**Work required**. Set down each entry from the block beneath, exactly as written.

:::

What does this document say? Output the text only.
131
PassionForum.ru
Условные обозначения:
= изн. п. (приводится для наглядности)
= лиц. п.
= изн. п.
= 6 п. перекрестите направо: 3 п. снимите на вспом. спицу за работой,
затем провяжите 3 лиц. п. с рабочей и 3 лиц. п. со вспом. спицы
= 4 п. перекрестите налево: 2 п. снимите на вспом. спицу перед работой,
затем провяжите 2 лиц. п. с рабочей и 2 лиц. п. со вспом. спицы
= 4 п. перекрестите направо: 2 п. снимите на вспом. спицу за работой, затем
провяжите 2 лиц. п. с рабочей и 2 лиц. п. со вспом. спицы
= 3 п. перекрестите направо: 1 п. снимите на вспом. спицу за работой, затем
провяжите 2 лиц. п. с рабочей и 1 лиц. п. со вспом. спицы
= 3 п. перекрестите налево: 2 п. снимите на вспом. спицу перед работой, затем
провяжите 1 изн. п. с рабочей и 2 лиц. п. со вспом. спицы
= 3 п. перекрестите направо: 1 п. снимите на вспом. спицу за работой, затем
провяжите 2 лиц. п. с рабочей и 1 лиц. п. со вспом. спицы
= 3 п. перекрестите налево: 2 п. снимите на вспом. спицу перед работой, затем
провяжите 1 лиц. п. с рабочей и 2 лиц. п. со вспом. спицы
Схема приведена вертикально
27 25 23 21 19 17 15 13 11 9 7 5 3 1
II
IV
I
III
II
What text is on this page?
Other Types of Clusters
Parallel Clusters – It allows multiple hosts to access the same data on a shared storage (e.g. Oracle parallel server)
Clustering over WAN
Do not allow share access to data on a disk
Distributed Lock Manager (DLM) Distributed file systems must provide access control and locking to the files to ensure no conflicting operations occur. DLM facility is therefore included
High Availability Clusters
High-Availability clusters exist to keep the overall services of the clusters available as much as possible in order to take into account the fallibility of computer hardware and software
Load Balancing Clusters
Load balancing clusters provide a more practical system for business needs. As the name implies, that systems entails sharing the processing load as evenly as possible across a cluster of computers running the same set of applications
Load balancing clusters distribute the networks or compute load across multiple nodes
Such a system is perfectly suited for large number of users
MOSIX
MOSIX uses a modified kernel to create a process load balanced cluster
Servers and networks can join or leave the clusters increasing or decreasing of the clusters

:::

**Completed exercise**.
What does this document say? Output the text only.
131
PassionForum.ru
Условные обозначения:
= изн. п. (приводится для наглядности)
= лиц. п.
= изн. п.
= 6 п. перекрестите направо: 3 п. снимите на вспом. спицу за работой,
затем провяжите 3 лиц. п. с рабочей и 3 лиц. п. со вспом. спицы
= 4 п. перекрестите налево: 2 п. снимите на вспом. спицу перед работой,
затем провяжите 2 лиц. п. с рабочей и 2 лиц. п. со вспом. спицы
= 4 п. перекрестите направо: 2 п. снимите на вспом. спицу за работой, затем
провяжите 2 лиц. п. с рабочей и 2 лиц. п. со вспом. спицы
= 3 п. перекрестите направо: 1 п. снимите на вспом. спицу за работой, затем
провяжите 2 лиц. п. с рабочей и 1 лиц. п. со вспом. спицы
= 3 п. перекрестите налево: 2 п. снимите на вспом. спицу перед работой, затем
провяжите 1 изн. п. с рабочей и 2 лиц. п. со вспом. спицы
= 3 п. перекрестите направо: 1 п. снимите на вспом. спицу за работой, затем
провяжите 2 лиц. п. с рабочей и 1 лиц. п. со вспом. спицы
= 3 п. перекрестите налево: 2 п. снимите на вспом. спицу перед работой, затем
провяжите 1 лиц. п. с рабочей и 2 лиц. п. со вспом. спицы
Схема приведена вертикально
27 25 23 21 19 17 15 13 11 9 7 5 3 1
II
IV
I
III
II
What text is on this page?
Other Types of Clusters
Parallel Clusters – It allows multiple hosts to access the same data on a shared storage (e.g. Oracle parallel server)
Clustering over WAN
Do not allow share access to data on a disk
Distributed Lock Manager (DLM) Distributed file systems must provide access control and locking to the files to ensure no conflicting operations occur. DLM facility is therefore included
High Availability Clusters
High-Availability clusters exist to keep the overall services of the clusters available as much as possible in order to take into account the fallibility of computer hardware and software
Load Balancing Clusters
Load balancing clusters provide a more practical system for business needs. As the name implies, that systems entails sharing the processing load as evenly as possible across a cluster of computers running the same set of applications
Load balancing clusters distribute the networks or compute load across multiple nodes
Such a system is perfectly suited for large number of users
MOSIX
MOSIX uses a modified kernel to create a process load balanced cluster
Servers and networks can join or leave the clusters increasing or decreasing of the clusters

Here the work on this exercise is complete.